Return each line holding the string "槽钢挡车器".

> **GIVEN INFORMATION**
>>>
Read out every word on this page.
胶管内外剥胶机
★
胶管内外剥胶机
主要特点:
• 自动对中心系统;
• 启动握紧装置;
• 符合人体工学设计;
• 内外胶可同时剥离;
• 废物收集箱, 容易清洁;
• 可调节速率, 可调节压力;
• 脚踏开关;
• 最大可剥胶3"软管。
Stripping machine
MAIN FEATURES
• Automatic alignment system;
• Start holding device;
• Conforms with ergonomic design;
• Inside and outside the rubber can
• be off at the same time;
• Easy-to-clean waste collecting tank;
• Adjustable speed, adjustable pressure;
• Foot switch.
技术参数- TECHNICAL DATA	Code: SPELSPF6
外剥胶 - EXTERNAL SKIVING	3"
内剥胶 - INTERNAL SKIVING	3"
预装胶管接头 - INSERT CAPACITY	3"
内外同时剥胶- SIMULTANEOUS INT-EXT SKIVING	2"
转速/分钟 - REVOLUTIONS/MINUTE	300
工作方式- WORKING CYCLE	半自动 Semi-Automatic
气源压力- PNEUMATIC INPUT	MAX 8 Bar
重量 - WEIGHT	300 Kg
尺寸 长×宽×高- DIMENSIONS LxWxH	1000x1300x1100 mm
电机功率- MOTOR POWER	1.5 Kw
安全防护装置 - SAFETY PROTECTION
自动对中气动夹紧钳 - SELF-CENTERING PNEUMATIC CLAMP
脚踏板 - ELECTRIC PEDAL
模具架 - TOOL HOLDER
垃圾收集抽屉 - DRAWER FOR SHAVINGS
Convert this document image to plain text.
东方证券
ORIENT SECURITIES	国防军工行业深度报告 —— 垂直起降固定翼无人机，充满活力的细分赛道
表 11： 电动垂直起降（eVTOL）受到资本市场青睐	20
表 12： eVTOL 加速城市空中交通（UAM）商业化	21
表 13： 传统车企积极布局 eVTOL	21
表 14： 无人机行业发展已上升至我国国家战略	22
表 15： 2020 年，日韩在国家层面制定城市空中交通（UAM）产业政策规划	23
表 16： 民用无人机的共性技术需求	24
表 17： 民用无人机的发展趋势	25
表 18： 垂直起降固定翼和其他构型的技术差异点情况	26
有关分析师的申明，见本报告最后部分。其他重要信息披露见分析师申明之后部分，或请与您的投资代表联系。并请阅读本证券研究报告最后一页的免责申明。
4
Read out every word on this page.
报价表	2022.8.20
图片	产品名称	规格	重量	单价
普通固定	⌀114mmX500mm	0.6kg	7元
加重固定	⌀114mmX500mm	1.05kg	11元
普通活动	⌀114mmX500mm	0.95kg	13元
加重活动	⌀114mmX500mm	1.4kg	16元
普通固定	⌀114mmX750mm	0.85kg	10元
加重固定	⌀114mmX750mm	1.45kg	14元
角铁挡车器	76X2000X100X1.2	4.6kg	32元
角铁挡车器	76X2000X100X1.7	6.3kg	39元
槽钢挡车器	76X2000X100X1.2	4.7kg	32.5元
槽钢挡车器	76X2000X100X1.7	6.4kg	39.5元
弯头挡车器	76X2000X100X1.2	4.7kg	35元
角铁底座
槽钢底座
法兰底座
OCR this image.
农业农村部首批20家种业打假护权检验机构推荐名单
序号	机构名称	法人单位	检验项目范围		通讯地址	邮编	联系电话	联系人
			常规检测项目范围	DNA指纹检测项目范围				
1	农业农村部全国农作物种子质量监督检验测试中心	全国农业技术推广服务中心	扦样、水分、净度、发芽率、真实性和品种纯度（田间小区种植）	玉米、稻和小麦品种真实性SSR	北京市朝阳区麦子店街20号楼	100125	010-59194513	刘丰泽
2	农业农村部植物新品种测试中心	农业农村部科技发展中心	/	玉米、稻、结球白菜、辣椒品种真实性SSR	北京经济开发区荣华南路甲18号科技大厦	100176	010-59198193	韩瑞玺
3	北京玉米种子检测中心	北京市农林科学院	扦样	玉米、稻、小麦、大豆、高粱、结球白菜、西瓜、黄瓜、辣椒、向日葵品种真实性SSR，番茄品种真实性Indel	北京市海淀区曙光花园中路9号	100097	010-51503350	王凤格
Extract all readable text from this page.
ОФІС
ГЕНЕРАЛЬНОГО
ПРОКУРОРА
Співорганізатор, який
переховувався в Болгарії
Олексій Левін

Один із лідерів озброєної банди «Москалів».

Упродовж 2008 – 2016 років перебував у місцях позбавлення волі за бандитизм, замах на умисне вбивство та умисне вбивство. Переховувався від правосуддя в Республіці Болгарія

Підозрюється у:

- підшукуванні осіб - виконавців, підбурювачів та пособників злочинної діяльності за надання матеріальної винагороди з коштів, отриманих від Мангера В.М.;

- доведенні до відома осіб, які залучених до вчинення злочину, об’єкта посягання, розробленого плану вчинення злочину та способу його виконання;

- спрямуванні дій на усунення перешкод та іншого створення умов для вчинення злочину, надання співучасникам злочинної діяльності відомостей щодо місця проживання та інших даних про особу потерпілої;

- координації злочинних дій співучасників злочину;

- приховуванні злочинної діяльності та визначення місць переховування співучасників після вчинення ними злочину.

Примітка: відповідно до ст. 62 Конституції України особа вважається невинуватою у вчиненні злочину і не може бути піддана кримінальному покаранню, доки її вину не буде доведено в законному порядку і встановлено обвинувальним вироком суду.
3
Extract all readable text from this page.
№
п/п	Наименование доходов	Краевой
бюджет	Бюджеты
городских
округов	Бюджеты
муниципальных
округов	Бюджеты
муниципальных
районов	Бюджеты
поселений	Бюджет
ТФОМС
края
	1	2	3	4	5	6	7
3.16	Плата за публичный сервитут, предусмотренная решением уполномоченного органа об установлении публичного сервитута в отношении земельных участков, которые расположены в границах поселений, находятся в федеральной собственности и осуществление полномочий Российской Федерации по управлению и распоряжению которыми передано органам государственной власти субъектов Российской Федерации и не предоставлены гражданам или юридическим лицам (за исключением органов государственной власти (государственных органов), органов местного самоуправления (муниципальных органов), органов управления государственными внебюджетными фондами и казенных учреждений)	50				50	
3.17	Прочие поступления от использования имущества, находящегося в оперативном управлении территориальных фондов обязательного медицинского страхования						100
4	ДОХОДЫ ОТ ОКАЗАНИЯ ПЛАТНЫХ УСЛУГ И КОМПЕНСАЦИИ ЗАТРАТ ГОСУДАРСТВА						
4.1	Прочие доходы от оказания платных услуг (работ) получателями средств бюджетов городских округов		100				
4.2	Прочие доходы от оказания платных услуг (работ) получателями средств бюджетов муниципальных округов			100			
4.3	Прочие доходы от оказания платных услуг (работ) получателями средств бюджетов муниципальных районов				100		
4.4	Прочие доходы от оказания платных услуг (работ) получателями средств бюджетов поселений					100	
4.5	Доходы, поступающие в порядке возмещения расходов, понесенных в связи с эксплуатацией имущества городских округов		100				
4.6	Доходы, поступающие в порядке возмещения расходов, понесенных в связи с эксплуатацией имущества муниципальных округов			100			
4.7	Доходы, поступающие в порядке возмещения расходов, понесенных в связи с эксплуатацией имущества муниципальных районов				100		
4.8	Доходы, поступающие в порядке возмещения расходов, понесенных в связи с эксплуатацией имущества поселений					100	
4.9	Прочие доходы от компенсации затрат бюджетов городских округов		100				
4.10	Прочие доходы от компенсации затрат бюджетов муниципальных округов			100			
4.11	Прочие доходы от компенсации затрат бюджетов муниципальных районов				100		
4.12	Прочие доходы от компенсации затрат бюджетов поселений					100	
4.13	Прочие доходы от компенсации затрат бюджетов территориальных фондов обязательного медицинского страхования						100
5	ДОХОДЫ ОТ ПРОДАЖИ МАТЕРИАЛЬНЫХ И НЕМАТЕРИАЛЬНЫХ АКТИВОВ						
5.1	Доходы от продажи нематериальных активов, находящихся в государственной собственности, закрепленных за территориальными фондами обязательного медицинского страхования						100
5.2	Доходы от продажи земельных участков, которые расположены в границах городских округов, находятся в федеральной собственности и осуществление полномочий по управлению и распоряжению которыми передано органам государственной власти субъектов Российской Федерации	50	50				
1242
<<<
> **ANSWER BELOW**
槽钢挡车器	76X2000X100X1.2	4.7kg	32.5元
槽钢挡车器	76X2000X100X1.7	6.4kg	39.5元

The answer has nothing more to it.